→ Written exercise:
Restate the full set of records exactly, without adding or dropping a word.

→ Data provided:
--- BEGIN ---

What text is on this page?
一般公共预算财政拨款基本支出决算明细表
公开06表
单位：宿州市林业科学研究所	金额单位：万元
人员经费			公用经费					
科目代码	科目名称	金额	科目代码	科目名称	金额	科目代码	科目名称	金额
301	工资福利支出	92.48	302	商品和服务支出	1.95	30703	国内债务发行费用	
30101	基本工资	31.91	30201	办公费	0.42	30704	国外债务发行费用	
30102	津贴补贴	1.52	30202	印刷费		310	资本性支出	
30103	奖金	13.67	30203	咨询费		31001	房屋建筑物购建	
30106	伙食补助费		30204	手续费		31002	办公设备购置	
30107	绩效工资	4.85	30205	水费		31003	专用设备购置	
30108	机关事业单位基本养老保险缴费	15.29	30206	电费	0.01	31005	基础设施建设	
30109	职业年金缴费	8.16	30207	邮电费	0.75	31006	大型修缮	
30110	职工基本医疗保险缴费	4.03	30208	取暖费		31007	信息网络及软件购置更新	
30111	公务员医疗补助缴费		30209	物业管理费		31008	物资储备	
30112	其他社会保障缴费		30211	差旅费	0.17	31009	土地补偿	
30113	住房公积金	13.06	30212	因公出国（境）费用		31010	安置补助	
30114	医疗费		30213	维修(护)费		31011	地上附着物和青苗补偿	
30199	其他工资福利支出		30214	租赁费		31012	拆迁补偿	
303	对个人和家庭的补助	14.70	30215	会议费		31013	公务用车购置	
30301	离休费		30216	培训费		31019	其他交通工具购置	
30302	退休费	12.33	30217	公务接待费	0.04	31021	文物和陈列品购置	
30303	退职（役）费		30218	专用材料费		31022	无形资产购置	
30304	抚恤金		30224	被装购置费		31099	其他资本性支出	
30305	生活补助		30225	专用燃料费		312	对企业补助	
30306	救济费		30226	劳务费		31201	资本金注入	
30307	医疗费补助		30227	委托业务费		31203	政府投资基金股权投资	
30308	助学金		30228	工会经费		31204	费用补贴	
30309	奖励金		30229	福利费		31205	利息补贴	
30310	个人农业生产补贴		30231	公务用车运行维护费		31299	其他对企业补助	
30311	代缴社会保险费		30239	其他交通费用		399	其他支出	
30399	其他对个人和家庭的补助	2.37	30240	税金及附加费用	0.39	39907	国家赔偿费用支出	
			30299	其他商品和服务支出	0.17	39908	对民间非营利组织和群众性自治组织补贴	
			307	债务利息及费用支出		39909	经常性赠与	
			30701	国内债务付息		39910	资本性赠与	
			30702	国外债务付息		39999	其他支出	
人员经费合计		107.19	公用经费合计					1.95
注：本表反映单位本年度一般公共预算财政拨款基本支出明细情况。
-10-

--- END ---

→ Reply:
What text is on this page?
一般公共预算财政拨款基本支出决算明细表
公开06表
单位：宿州市林业科学研究所	金额单位：万元
人员经费			公用经费					
科目代码	科目名称	金额	科目代码	科目名称	金额	科目代码	科目名称	金额
301	工资福利支出	92.48	302	商品和服务支出	1.95	30703	国内债务发行费用	
30101	基本工资	31.91	30201	办公费	0.42	30704	国外债务发行费用	
30102	津贴补贴	1.52	30202	印刷费		310	资本性支出	
30103	奖金	13.67	30203	咨询费		31001	房屋建筑物购建	
30106	伙食补助费		30204	手续费		31002	办公设备购置	
30107	绩效工资	4.85	30205	水费		31003	专用设备购置	
30108	机关事业单位基本养老保险缴费	15.29	30206	电费	0.01	31005	基础设施建设	
30109	职业年金缴费	8.16	30207	邮电费	0.75	31006	大型修缮	
30110	职工基本医疗保险缴费	4.03	30208	取暖费		31007	信息网络及软件购置更新	
30111	公务员医疗补助缴费		30209	物业管理费		31008	物资储备	
30112	其他社会保障缴费		30211	差旅费	0.17	31009	土地补偿	
30113	住房公积金	13.06	30212	因公出国（境）费用		31010	安置补助	
30114	医疗费		30213	维修(护)费		31011	地上附着物和青苗补偿	
30199	其他工资福利支出		30214	租赁费		31012	拆迁补偿	
303	对个人和家庭的补助	14.70	30215	会议费		31013	公务用车购置	
30301	离休费		30216	培训费		31019	其他交通工具购置	
30302	退休费	12.33	30217	公务接待费	0.04	31021	文物和陈列品购置	
30303	退职（役）费		30218	专用材料费		31022	无形资产购置	
30304	抚恤金		30224	被装购置费		31099	其他资本性支出	
30305	生活补助		30225	专用燃料费		312	对企业补助	
30306	救济费		30226	劳务费		31201	资本金注入	
30307	医疗费补助		30227	委托业务费		31203	政府投资基金股权投资	
30308	助学金		30228	工会经费		31204	费用补贴	
30309	奖励金		30229	福利费		31205	利息补贴	
30310	个人农业生产补贴		30231	公务用车运行维护费		31299	其他对企业补助	
30311	代缴社会保险费		30239	其他交通费用		399	其他支出	
30399	其他对个人和家庭的补助	2.37	30240	税金及附加费用	0.39	39907	国家赔偿费用支出	
			30299	其他商品和服务支出	0.17	39908	对民间非营利组织和群众性自治组织补贴	
			307	债务利息及费用支出		39909	经常性赠与	
			30701	国内债务付息		39910	资本性赠与	
			30702	国外债务付息		39999	其他支出	
人员经费合计		107.19	公用经费合计					1.95
注：本表反映单位本年度一般公共预算财政拨款基本支出明细情况。
-10-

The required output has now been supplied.